◆ Data section:
⁂

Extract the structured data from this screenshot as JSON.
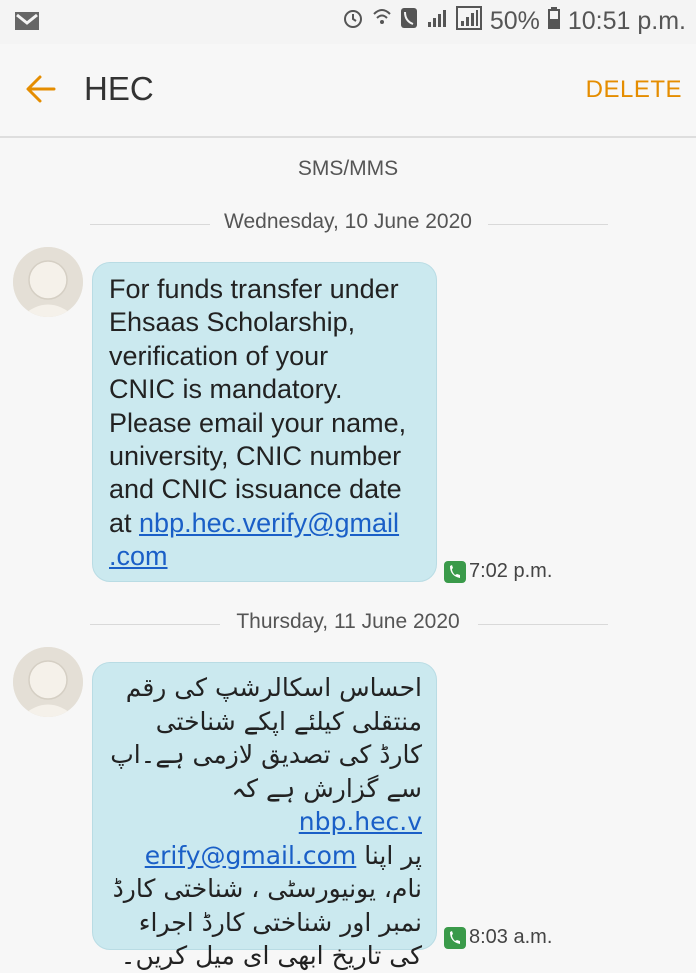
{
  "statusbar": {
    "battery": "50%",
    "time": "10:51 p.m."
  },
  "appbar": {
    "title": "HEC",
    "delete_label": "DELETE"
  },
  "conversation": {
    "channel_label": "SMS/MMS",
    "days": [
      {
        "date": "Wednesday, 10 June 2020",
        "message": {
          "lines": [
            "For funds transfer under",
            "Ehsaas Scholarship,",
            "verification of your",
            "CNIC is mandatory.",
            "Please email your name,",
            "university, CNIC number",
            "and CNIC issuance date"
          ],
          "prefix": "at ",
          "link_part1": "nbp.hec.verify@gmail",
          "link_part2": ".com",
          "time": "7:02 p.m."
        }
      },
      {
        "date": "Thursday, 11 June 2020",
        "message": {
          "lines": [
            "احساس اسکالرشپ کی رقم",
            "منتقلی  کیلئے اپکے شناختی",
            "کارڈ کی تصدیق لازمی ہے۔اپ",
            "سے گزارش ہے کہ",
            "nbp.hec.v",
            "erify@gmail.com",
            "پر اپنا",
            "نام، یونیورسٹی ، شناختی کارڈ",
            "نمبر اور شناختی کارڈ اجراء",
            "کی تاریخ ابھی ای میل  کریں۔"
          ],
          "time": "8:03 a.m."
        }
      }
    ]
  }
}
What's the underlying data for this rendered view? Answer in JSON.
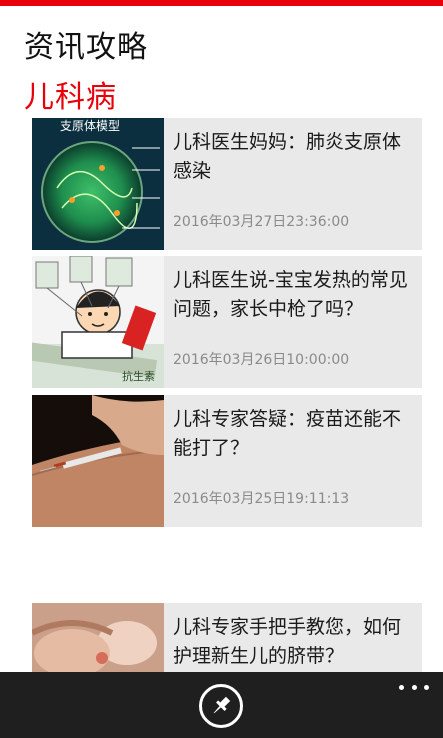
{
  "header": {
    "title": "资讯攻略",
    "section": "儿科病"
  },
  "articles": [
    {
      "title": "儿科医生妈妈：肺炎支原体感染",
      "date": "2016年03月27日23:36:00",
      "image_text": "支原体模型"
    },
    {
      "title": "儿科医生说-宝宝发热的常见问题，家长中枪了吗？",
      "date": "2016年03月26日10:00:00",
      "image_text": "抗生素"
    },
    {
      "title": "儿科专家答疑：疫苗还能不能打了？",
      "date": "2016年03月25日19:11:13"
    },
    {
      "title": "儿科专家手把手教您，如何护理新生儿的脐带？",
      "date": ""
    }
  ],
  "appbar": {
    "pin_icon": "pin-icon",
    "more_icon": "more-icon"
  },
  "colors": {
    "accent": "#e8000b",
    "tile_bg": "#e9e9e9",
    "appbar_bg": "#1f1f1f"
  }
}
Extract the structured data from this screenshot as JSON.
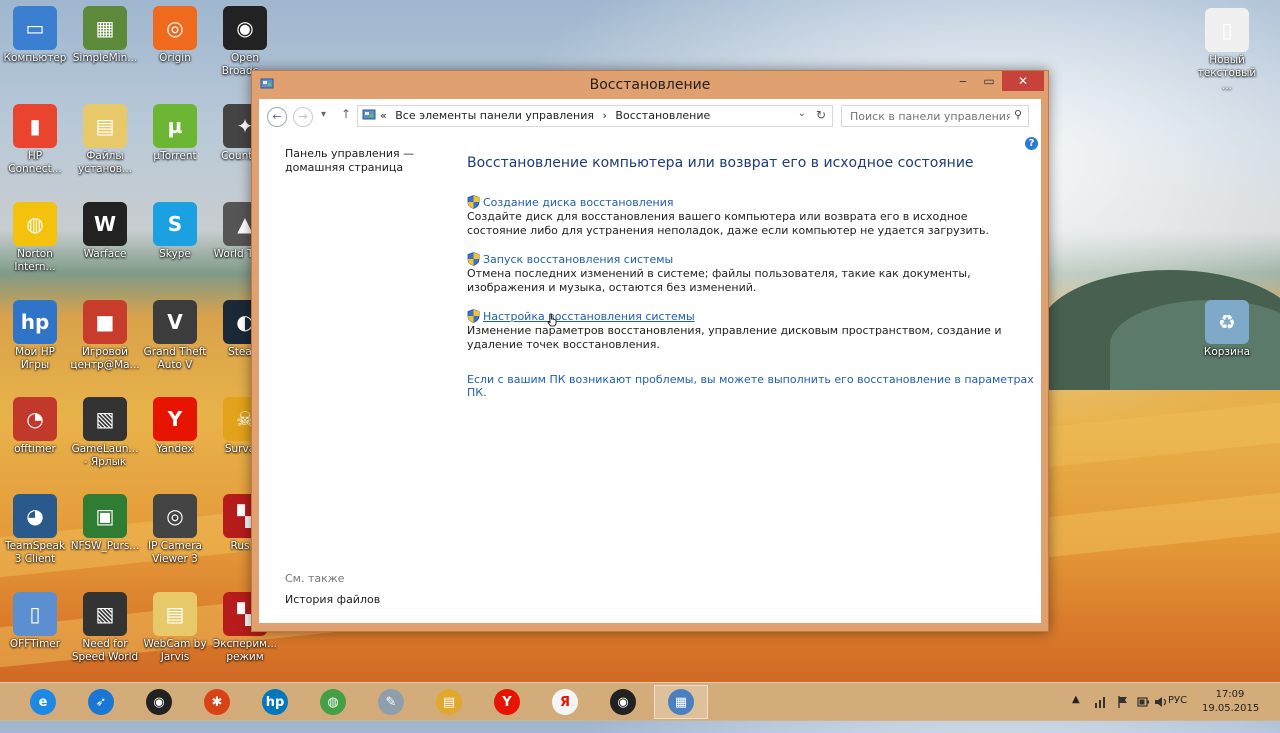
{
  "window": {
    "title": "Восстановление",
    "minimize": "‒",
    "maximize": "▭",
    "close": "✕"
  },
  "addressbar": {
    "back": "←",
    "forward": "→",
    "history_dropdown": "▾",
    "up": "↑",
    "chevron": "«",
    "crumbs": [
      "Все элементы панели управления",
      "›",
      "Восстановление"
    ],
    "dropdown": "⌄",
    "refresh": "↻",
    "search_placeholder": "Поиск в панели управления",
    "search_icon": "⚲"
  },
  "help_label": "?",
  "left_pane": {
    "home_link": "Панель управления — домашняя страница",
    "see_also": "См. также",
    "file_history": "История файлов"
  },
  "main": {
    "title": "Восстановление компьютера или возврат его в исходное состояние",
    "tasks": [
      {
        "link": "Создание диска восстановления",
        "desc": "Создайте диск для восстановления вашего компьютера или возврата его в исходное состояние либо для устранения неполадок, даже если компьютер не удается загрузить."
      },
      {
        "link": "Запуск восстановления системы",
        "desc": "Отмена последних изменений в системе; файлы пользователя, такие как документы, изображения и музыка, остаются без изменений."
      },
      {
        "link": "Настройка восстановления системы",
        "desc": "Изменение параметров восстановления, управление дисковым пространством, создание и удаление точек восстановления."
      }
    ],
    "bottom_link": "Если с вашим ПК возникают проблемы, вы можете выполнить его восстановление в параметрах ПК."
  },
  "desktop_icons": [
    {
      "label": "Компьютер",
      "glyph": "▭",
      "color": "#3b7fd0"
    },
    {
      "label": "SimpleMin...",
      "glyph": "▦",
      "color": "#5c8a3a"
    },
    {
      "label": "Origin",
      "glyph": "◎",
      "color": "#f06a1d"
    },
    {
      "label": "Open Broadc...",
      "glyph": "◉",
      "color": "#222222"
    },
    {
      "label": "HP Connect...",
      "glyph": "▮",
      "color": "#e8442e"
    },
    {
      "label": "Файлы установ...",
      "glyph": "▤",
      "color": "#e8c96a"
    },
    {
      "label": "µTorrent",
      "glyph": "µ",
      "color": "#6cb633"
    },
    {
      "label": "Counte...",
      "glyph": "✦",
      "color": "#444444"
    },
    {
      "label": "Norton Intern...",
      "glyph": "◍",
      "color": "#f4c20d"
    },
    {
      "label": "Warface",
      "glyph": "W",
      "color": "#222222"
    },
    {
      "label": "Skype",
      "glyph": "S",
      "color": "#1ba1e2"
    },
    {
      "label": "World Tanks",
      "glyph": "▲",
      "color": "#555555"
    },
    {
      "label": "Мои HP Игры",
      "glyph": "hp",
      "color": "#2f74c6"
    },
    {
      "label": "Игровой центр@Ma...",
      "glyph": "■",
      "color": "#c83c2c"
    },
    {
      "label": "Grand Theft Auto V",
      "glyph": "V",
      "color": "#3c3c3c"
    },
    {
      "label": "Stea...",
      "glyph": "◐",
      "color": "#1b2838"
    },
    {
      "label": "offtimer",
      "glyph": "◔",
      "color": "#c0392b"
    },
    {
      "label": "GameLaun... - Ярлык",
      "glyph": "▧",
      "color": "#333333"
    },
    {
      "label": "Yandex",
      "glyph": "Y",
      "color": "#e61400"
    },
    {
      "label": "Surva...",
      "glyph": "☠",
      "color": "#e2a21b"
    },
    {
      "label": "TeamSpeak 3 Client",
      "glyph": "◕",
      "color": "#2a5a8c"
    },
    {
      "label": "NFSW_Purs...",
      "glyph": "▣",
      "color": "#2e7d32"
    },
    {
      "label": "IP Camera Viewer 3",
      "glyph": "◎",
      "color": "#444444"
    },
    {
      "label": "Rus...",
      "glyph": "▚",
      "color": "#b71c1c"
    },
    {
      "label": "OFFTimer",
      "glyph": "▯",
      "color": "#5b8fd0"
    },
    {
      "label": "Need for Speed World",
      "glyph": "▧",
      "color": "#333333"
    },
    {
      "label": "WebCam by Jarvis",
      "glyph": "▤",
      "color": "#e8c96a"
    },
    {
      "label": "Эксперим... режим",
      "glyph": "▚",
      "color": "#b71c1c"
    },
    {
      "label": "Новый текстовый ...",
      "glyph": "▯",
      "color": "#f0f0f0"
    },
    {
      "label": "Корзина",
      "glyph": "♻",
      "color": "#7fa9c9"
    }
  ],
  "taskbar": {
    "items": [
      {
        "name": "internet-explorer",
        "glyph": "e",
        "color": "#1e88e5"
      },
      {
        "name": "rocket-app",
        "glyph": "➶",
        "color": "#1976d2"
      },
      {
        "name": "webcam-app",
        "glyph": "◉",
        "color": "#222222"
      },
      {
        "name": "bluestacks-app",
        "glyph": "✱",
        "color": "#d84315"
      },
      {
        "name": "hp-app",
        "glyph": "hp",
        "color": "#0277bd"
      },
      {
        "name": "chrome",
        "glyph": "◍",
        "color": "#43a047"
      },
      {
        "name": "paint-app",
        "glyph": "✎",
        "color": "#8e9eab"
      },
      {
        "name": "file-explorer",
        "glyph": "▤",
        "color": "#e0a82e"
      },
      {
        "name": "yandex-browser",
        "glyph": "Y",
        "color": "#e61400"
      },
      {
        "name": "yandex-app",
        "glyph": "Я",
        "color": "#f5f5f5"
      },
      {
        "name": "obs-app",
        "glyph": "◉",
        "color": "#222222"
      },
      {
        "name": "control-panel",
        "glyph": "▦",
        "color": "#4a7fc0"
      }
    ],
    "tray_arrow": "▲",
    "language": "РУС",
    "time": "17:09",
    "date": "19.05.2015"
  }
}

⁂

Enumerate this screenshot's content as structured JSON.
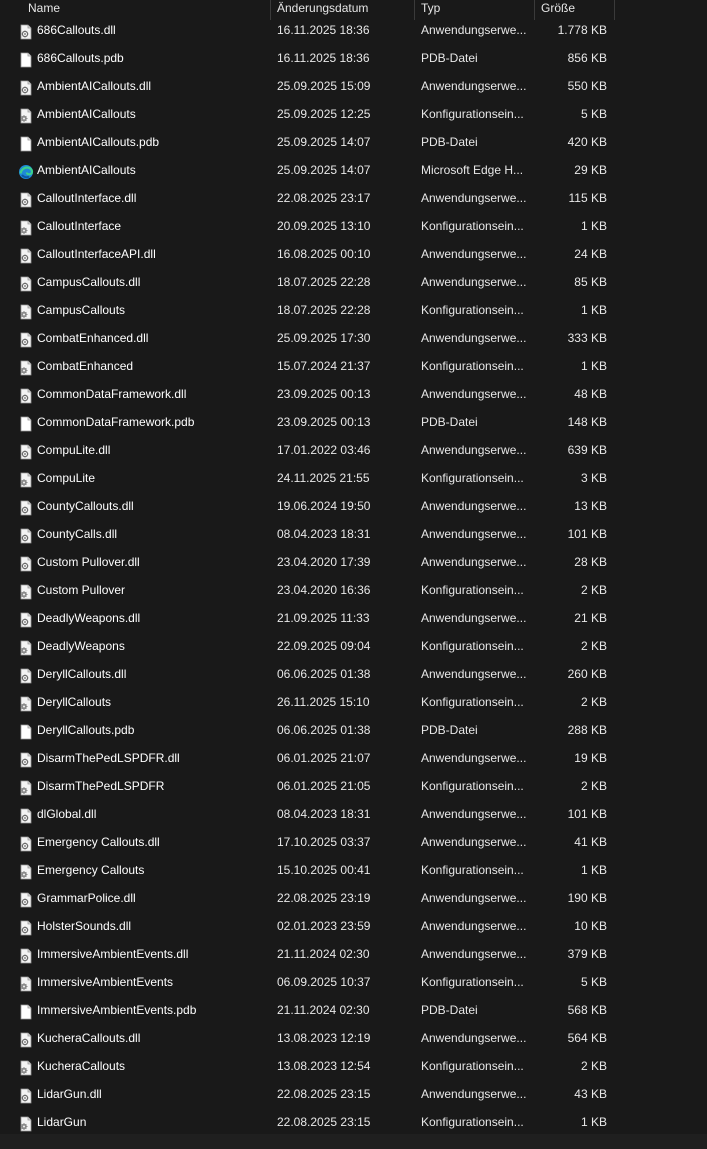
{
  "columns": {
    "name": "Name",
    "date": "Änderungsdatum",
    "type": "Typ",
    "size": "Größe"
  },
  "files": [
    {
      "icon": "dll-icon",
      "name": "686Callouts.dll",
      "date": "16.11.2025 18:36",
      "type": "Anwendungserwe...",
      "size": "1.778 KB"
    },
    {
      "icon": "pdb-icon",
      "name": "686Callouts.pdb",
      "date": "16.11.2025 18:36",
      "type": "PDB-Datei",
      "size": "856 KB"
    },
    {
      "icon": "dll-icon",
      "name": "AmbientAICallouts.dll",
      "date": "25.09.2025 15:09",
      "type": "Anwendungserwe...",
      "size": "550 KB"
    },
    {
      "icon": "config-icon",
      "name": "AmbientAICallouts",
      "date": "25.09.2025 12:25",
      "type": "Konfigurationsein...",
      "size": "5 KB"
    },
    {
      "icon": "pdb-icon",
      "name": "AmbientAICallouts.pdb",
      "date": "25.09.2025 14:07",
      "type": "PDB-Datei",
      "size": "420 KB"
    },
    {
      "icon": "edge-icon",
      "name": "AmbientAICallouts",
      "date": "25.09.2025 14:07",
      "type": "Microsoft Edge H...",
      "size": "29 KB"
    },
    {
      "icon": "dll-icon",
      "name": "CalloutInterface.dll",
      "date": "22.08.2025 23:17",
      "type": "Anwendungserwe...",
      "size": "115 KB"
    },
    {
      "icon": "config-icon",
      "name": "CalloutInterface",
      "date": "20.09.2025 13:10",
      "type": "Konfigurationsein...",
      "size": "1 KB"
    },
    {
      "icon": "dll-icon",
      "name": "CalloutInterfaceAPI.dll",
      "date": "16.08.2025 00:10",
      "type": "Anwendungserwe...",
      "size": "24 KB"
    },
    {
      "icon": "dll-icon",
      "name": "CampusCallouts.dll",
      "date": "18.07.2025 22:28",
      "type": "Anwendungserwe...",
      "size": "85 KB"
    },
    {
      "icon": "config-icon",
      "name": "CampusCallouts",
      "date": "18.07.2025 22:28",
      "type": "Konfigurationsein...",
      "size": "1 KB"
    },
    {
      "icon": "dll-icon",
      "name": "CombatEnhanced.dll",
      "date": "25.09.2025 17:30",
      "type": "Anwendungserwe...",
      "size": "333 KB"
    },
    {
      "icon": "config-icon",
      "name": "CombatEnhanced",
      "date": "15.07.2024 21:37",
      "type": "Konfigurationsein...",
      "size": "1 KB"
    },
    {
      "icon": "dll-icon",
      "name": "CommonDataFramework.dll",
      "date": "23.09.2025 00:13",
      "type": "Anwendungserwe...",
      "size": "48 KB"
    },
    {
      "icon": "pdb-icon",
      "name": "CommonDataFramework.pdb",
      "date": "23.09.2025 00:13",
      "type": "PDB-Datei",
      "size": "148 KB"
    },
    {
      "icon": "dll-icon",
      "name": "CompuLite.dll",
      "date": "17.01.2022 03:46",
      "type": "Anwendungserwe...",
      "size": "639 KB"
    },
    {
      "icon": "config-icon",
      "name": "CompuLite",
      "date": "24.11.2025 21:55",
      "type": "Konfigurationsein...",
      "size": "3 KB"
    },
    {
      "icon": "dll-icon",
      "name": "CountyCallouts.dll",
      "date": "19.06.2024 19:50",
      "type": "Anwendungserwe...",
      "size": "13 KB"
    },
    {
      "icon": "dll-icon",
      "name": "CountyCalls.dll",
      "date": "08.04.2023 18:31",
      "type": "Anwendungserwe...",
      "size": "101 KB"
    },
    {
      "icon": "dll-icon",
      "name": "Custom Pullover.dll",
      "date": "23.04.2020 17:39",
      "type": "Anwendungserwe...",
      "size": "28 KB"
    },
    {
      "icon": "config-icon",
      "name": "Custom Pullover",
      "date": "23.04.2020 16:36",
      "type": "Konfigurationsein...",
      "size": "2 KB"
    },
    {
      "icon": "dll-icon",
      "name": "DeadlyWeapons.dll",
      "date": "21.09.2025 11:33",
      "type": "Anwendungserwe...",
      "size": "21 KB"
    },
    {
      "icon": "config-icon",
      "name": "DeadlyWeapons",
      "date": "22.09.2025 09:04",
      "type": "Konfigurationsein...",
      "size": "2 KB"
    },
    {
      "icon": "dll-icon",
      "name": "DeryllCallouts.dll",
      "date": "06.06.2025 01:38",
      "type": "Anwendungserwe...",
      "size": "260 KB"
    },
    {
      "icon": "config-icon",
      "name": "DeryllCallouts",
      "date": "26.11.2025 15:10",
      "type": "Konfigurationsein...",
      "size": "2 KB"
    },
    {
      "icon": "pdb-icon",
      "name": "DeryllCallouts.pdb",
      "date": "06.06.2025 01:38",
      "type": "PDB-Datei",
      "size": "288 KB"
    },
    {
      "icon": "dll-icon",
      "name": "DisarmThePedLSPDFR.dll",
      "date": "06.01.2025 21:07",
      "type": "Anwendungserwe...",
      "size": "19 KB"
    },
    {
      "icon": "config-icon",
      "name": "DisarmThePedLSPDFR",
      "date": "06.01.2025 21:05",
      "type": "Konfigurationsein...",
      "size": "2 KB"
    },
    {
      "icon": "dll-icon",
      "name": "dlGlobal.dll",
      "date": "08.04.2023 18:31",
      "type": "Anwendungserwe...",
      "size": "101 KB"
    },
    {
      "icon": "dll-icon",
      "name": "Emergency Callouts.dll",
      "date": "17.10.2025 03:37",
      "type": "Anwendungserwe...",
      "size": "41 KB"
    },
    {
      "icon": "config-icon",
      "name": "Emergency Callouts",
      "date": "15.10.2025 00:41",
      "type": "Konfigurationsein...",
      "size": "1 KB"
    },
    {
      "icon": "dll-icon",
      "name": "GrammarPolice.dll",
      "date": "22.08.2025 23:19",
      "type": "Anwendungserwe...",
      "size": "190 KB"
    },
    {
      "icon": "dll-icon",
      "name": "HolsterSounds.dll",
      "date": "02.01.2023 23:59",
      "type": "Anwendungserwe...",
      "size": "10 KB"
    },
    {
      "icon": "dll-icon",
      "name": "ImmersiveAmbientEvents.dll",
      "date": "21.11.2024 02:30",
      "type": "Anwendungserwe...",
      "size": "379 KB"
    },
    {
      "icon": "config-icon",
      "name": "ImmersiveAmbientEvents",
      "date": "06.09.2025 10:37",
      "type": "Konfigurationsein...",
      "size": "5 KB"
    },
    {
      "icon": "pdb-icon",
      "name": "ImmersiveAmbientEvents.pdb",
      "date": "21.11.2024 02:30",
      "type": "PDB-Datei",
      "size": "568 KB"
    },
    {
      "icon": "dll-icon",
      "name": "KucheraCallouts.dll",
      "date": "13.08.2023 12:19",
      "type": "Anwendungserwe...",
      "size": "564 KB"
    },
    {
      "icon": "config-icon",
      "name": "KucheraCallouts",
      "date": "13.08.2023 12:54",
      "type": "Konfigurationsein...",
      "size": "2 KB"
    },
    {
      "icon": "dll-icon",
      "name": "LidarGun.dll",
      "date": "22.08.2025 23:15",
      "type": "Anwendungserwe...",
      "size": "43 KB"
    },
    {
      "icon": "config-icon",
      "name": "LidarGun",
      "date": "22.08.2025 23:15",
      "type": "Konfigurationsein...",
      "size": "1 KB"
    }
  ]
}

⁂

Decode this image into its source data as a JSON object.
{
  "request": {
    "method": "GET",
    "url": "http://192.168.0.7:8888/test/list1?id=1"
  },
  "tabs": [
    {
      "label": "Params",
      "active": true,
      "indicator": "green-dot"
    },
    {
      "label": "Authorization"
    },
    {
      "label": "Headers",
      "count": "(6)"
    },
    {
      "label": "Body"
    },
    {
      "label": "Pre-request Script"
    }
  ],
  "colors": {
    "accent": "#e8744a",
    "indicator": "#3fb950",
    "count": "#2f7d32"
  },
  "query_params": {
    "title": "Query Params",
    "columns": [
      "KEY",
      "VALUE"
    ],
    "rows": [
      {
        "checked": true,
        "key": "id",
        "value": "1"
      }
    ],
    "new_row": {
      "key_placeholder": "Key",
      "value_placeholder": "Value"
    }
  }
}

⁂

◆ Problem details: Isolate the lines above that contain the word "исходное" and copy them.

◆ Written response:
    "title": "Восстановление компьютера или возврат его в исходное состояние",
        "desc": "Создайте диск для восстановления вашего компьютера или возврата его в исходное состояние либо для устранения неполадок, даже если компьютер не удается загрузить."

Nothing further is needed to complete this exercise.